**Task:** Select lines where the word "none" appears.

----------

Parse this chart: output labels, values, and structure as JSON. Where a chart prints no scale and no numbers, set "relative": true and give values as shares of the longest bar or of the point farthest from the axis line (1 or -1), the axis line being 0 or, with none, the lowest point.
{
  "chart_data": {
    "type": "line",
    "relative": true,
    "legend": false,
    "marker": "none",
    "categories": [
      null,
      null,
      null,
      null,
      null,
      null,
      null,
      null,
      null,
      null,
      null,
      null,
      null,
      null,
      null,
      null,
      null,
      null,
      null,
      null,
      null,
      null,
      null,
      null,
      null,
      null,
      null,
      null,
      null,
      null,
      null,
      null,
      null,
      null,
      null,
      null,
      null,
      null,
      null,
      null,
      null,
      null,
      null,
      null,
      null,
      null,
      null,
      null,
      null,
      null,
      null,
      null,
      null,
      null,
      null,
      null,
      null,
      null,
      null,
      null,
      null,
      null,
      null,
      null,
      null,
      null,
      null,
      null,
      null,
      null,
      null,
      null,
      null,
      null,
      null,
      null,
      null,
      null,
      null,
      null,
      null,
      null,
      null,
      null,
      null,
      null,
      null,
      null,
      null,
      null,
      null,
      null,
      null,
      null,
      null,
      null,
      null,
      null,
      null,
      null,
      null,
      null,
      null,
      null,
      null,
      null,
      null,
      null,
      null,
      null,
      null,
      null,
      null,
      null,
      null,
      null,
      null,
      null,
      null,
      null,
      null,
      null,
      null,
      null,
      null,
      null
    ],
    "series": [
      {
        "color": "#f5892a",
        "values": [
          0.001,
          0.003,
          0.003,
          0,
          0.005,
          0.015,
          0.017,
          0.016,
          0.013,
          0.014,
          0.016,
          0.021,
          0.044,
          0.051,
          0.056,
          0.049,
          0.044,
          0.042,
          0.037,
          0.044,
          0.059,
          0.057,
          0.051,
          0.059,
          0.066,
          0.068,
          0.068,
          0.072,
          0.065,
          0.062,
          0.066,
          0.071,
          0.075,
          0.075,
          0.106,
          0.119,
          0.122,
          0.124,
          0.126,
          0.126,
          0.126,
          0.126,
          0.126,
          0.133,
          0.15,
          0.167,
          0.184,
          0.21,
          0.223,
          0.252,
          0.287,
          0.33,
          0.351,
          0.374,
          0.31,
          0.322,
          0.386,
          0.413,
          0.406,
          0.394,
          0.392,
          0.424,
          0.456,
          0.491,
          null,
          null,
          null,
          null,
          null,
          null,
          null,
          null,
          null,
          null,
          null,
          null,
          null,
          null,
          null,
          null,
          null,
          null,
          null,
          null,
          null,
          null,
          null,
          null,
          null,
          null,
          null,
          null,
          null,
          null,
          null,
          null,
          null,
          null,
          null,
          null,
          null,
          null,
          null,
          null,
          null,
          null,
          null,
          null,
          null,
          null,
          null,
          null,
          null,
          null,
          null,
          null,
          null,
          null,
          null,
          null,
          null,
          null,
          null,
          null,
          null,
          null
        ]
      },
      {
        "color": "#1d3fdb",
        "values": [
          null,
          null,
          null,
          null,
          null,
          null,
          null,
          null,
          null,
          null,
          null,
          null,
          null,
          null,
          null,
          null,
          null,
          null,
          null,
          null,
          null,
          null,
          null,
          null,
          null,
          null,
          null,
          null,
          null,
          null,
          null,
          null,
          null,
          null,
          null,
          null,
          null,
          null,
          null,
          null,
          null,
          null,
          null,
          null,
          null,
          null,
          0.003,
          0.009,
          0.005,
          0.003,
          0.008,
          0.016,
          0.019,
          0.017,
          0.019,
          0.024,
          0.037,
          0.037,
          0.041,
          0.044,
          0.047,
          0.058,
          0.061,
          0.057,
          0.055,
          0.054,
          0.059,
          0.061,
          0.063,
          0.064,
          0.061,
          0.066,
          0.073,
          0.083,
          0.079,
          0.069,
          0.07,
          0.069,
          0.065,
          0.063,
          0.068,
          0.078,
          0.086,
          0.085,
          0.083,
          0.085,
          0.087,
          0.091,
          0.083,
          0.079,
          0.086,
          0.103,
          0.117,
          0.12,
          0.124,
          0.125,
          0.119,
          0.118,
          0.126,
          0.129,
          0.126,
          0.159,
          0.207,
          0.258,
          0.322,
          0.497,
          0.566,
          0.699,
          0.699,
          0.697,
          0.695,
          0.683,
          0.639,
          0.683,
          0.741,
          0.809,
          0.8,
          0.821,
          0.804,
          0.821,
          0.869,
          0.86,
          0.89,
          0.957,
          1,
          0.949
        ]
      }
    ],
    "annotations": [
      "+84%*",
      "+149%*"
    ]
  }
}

----------

**Answer to this task:**
Parse this chart: output labels, values, and structure as JSON. Where a chart prints no scale and no numbers, set "relative": true and give values as shares of the longest bar or of the point farthest from the axis line (1 or -1), the axis line being 0 or, with none, the lowest point.
    "marker": "none",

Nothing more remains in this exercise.